- [DATASET RECORDS]
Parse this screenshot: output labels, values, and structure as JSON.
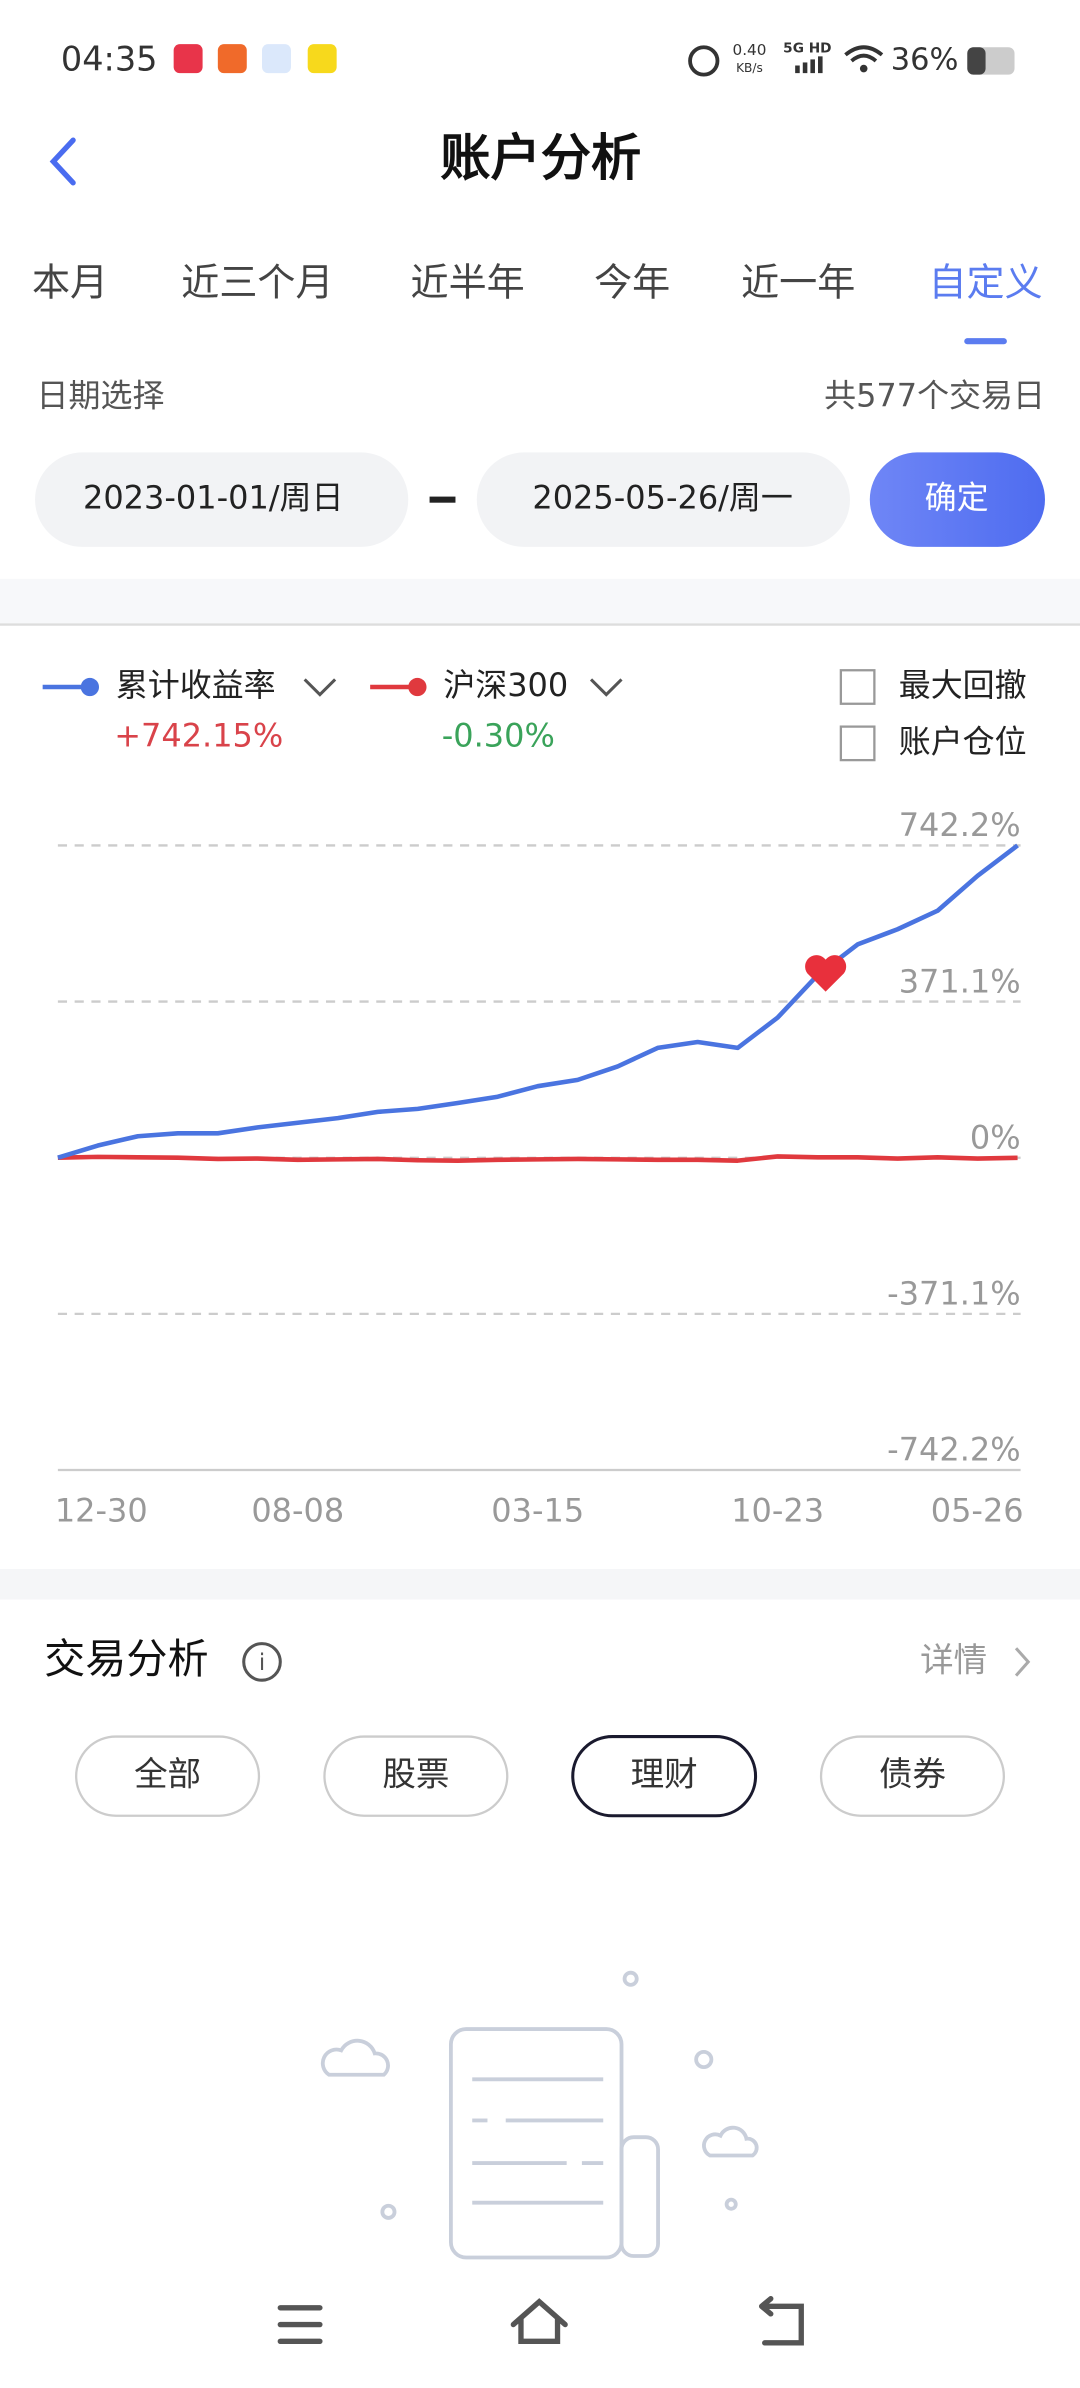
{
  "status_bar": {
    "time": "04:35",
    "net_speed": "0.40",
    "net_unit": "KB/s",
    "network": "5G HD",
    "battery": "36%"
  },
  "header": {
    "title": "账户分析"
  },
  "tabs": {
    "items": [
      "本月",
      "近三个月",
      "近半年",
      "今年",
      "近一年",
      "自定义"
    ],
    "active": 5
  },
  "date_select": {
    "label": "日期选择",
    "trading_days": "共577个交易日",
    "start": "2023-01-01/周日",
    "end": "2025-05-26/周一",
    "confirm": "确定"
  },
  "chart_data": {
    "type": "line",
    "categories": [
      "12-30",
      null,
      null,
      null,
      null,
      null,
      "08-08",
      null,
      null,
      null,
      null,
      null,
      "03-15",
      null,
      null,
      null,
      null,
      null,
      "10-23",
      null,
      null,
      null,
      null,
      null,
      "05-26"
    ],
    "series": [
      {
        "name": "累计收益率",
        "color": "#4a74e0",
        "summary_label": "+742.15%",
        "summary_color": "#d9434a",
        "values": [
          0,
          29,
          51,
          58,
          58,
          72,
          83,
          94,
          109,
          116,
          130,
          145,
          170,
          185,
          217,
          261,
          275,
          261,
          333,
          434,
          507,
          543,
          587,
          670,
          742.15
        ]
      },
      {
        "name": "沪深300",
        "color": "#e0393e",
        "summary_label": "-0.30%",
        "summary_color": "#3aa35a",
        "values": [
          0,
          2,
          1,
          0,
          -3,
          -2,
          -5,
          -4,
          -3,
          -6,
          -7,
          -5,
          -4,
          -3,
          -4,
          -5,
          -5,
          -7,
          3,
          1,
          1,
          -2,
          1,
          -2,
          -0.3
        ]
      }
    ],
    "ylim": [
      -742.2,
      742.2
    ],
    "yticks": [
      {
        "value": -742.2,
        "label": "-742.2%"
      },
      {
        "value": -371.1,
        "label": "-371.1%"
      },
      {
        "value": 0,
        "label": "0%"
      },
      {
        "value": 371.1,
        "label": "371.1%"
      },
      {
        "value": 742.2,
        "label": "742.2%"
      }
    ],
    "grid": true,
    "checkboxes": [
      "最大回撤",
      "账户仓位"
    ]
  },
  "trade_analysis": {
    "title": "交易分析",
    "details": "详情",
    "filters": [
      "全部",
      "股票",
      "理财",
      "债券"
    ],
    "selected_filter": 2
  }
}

- [WORK TO BE COMPLETED] Copy the records above exactly, leaving out every picture.

- [TASK RESULT]
Parse this screenshot: output labels, values, and structure as JSON.
{
  "status_bar": {
    "time": "04:35",
    "net_speed": "0.40",
    "net_unit": "KB/s",
    "network": "5G HD",
    "battery": "36%"
  },
  "header": {
    "title": "账户分析"
  },
  "tabs": {
    "items": [
      "本月",
      "近三个月",
      "近半年",
      "今年",
      "近一年",
      "自定义"
    ],
    "active": 5
  },
  "date_select": {
    "label": "日期选择",
    "trading_days": "共577个交易日",
    "start": "2023-01-01/周日",
    "end": "2025-05-26/周一",
    "confirm": "确定"
  },
  "chart_data": {
    "type": "line",
    "categories": [
      "12-30",
      null,
      null,
      null,
      null,
      null,
      "08-08",
      null,
      null,
      null,
      null,
      null,
      "03-15",
      null,
      null,
      null,
      null,
      null,
      "10-23",
      null,
      null,
      null,
      null,
      null,
      "05-26"
    ],
    "series": [
      {
        "name": "累计收益率",
        "color": "#4a74e0",
        "summary_label": "+742.15%",
        "summary_color": "#d9434a",
        "values": [
          0,
          29,
          51,
          58,
          58,
          72,
          83,
          94,
          109,
          116,
          130,
          145,
          170,
          185,
          217,
          261,
          275,
          261,
          333,
          434,
          507,
          543,
          587,
          670,
          742.15
        ]
      },
      {
        "name": "沪深300",
        "color": "#e0393e",
        "summary_label": "-0.30%",
        "summary_color": "#3aa35a",
        "values": [
          0,
          2,
          1,
          0,
          -3,
          -2,
          -5,
          -4,
          -3,
          -6,
          -7,
          -5,
          -4,
          -3,
          -4,
          -5,
          -5,
          -7,
          3,
          1,
          1,
          -2,
          1,
          -2,
          -0.3
        ]
      }
    ],
    "ylim": [
      -742.2,
      742.2
    ],
    "yticks": [
      {
        "value": -742.2,
        "label": "-742.2%"
      },
      {
        "value": -371.1,
        "label": "-371.1%"
      },
      {
        "value": 0,
        "label": "0%"
      },
      {
        "value": 371.1,
        "label": "371.1%"
      },
      {
        "value": 742.2,
        "label": "742.2%"
      }
    ],
    "grid": true,
    "checkboxes": [
      "最大回撤",
      "账户仓位"
    ]
  },
  "trade_analysis": {
    "title": "交易分析",
    "details": "详情",
    "filters": [
      "全部",
      "股票",
      "理财",
      "债券"
    ],
    "selected_filter": 2
  }
}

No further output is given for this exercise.